**PROBLEM TO WORK ON:** Return all of the entries exactly as written.

** begin DATA RECORDS **

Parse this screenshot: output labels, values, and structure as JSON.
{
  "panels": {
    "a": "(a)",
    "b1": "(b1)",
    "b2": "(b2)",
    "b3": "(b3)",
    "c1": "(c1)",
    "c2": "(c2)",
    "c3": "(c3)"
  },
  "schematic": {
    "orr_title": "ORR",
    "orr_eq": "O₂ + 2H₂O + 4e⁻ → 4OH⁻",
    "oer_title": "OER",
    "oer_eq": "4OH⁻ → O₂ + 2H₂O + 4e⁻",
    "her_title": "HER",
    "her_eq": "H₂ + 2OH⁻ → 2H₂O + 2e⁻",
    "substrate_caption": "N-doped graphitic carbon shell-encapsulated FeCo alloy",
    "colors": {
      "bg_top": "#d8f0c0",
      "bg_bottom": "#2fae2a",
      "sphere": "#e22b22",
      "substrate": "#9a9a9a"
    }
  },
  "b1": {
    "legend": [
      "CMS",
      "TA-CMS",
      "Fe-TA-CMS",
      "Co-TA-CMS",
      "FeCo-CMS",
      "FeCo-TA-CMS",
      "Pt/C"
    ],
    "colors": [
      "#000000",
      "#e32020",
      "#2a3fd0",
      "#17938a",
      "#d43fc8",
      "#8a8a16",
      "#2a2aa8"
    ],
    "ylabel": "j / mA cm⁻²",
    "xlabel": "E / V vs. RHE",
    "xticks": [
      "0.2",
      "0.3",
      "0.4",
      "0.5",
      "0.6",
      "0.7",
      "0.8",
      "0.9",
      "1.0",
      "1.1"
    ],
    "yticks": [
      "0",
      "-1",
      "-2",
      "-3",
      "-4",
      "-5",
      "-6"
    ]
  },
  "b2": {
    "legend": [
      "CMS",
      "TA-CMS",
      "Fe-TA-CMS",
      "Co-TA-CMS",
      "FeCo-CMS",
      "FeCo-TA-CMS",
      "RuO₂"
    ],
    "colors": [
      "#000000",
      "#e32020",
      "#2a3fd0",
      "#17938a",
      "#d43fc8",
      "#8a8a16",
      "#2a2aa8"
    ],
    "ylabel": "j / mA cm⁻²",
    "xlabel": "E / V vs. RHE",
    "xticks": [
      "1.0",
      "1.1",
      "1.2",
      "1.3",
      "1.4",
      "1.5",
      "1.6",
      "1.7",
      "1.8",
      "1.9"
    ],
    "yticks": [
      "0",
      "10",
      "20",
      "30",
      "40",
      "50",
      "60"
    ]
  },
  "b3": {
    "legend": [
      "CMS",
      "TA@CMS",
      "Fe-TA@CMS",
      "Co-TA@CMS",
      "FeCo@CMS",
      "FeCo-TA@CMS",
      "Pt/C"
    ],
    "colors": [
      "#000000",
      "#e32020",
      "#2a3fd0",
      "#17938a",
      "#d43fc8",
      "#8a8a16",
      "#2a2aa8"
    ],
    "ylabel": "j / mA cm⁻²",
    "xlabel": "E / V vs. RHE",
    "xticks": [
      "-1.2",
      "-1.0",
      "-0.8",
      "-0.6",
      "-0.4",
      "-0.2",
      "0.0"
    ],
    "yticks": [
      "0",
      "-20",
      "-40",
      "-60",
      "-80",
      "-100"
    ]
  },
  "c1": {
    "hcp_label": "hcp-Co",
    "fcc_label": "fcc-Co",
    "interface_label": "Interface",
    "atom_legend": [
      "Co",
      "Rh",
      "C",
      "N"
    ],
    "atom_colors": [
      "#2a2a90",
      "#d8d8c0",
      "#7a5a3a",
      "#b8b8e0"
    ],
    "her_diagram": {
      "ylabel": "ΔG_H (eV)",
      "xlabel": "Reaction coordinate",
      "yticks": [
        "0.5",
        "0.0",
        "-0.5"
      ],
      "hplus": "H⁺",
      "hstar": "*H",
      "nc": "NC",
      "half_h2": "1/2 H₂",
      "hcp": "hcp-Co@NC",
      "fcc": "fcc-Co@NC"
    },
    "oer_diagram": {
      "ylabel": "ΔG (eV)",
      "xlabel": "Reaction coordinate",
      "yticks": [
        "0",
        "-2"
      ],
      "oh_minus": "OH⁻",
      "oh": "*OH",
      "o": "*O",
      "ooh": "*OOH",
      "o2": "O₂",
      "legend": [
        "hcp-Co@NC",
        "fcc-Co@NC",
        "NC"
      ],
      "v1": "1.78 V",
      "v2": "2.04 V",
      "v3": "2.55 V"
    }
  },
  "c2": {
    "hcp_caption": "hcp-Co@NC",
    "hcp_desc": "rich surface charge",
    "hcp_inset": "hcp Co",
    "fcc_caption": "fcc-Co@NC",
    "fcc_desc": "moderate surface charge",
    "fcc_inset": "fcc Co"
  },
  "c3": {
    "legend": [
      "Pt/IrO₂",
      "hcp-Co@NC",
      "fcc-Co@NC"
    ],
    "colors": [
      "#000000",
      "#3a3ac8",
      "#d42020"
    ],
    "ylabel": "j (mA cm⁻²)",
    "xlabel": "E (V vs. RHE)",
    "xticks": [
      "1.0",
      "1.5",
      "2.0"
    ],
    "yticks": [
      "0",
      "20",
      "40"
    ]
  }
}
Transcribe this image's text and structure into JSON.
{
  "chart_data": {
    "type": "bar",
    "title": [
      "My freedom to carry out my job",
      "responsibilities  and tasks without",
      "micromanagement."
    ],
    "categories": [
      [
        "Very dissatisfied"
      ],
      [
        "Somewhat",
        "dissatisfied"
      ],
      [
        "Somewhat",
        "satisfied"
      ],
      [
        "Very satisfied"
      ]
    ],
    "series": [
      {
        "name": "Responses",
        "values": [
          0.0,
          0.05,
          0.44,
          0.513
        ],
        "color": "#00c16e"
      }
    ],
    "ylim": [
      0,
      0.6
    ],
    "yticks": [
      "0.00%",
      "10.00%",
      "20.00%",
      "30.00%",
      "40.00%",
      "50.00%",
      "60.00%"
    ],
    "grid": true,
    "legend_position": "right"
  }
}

** end DATA RECORDS **

**FINAL RESULT:**
Parse this screenshot: output labels, values, and structure as JSON.
{
  "panels": {
    "a": "(a)",
    "b1": "(b1)",
    "b2": "(b2)",
    "b3": "(b3)",
    "c1": "(c1)",
    "c2": "(c2)",
    "c3": "(c3)"
  },
  "schematic": {
    "orr_title": "ORR",
    "orr_eq": "O₂ + 2H₂O + 4e⁻ → 4OH⁻",
    "oer_title": "OER",
    "oer_eq": "4OH⁻ → O₂ + 2H₂O + 4e⁻",
    "her_title": "HER",
    "her_eq": "H₂ + 2OH⁻ → 2H₂O + 2e⁻",
    "substrate_caption": "N-doped graphitic carbon shell-encapsulated FeCo alloy",
    "colors": {
      "bg_top": "#d8f0c0",
      "bg_bottom": "#2fae2a",
      "sphere": "#e22b22",
      "substrate": "#9a9a9a"
    }
  },
  "b1": {
    "legend": [
      "CMS",
      "TA-CMS",
      "Fe-TA-CMS",
      "Co-TA-CMS",
      "FeCo-CMS",
      "FeCo-TA-CMS",
      "Pt/C"
    ],
    "colors": [
      "#000000",
      "#e32020",
      "#2a3fd0",
      "#17938a",
      "#d43fc8",
      "#8a8a16",
      "#2a2aa8"
    ],
    "ylabel": "j / mA cm⁻²",
    "xlabel": "E / V vs. RHE",
    "xticks": [
      "0.2",
      "0.3",
      "0.4",
      "0.5",
      "0.6",
      "0.7",
      "0.8",
      "0.9",
      "1.0",
      "1.1"
    ],
    "yticks": [
      "0",
      "-1",
      "-2",
      "-3",
      "-4",
      "-5",
      "-6"
    ]
  },
  "b2": {
    "legend": [
      "CMS",
      "TA-CMS",
      "Fe-TA-CMS",
      "Co-TA-CMS",
      "FeCo-CMS",
      "FeCo-TA-CMS",
      "RuO₂"
    ],
    "colors": [
      "#000000",
      "#e32020",
      "#2a3fd0",
      "#17938a",
      "#d43fc8",
      "#8a8a16",
      "#2a2aa8"
    ],
    "ylabel": "j / mA cm⁻²",
    "xlabel": "E / V vs. RHE",
    "xticks": [
      "1.0",
      "1.1",
      "1.2",
      "1.3",
      "1.4",
      "1.5",
      "1.6",
      "1.7",
      "1.8",
      "1.9"
    ],
    "yticks": [
      "0",
      "10",
      "20",
      "30",
      "40",
      "50",
      "60"
    ]
  },
  "b3": {
    "legend": [
      "CMS",
      "TA@CMS",
      "Fe-TA@CMS",
      "Co-TA@CMS",
      "FeCo@CMS",
      "FeCo-TA@CMS",
      "Pt/C"
    ],
    "colors": [
      "#000000",
      "#e32020",
      "#2a3fd0",
      "#17938a",
      "#d43fc8",
      "#8a8a16",
      "#2a2aa8"
    ],
    "ylabel": "j / mA cm⁻²",
    "xlabel": "E / V vs. RHE",
    "xticks": [
      "-1.2",
      "-1.0",
      "-0.8",
      "-0.6",
      "-0.4",
      "-0.2",
      "0.0"
    ],
    "yticks": [
      "0",
      "-20",
      "-40",
      "-60",
      "-80",
      "-100"
    ]
  },
  "c1": {
    "hcp_label": "hcp-Co",
    "fcc_label": "fcc-Co",
    "interface_label": "Interface",
    "atom_legend": [
      "Co",
      "Rh",
      "C",
      "N"
    ],
    "atom_colors": [
      "#2a2a90",
      "#d8d8c0",
      "#7a5a3a",
      "#b8b8e0"
    ],
    "her_diagram": {
      "ylabel": "ΔG_H (eV)",
      "xlabel": "Reaction coordinate",
      "yticks": [
        "0.5",
        "0.0",
        "-0.5"
      ],
      "hplus": "H⁺",
      "hstar": "*H",
      "nc": "NC",
      "half_h2": "1/2 H₂",
      "hcp": "hcp-Co@NC",
      "fcc": "fcc-Co@NC"
    },
    "oer_diagram": {
      "ylabel": "ΔG (eV)",
      "xlabel": "Reaction coordinate",
      "yticks": [
        "0",
        "-2"
      ],
      "oh_minus": "OH⁻",
      "oh": "*OH",
      "o": "*O",
      "ooh": "*OOH",
      "o2": "O₂",
      "legend": [
        "hcp-Co@NC",
        "fcc-Co@NC",
        "NC"
      ],
      "v1": "1.78 V",
      "v2": "2.04 V",
      "v3": "2.55 V"
    }
  },
  "c2": {
    "hcp_caption": "hcp-Co@NC",
    "hcp_desc": "rich surface charge",
    "hcp_inset": "hcp Co",
    "fcc_caption": "fcc-Co@NC",
    "fcc_desc": "moderate surface charge",
    "fcc_inset": "fcc Co"
  },
  "c3": {
    "legend": [
      "Pt/IrO₂",
      "hcp-Co@NC",
      "fcc-Co@NC"
    ],
    "colors": [
      "#000000",
      "#3a3ac8",
      "#d42020"
    ],
    "ylabel": "j (mA cm⁻²)",
    "xlabel": "E (V vs. RHE)",
    "xticks": [
      "1.0",
      "1.5",
      "2.0"
    ],
    "yticks": [
      "0",
      "20",
      "40"
    ]
  }
}
Transcribe this image's text and structure into JSON.
{
  "chart_data": {
    "type": "bar",
    "title": [
      "My freedom to carry out my job",
      "responsibilities  and tasks without",
      "micromanagement."
    ],
    "categories": [
      [
        "Very dissatisfied"
      ],
      [
        "Somewhat",
        "dissatisfied"
      ],
      [
        "Somewhat",
        "satisfied"
      ],
      [
        "Very satisfied"
      ]
    ],
    "series": [
      {
        "name": "Responses",
        "values": [
          0.0,
          0.05,
          0.44,
          0.513
        ],
        "color": "#00c16e"
      }
    ],
    "ylim": [
      0,
      0.6
    ],
    "yticks": [
      "0.00%",
      "10.00%",
      "20.00%",
      "30.00%",
      "40.00%",
      "50.00%",
      "60.00%"
    ],
    "grid": true,
    "legend_position": "right"
  }
}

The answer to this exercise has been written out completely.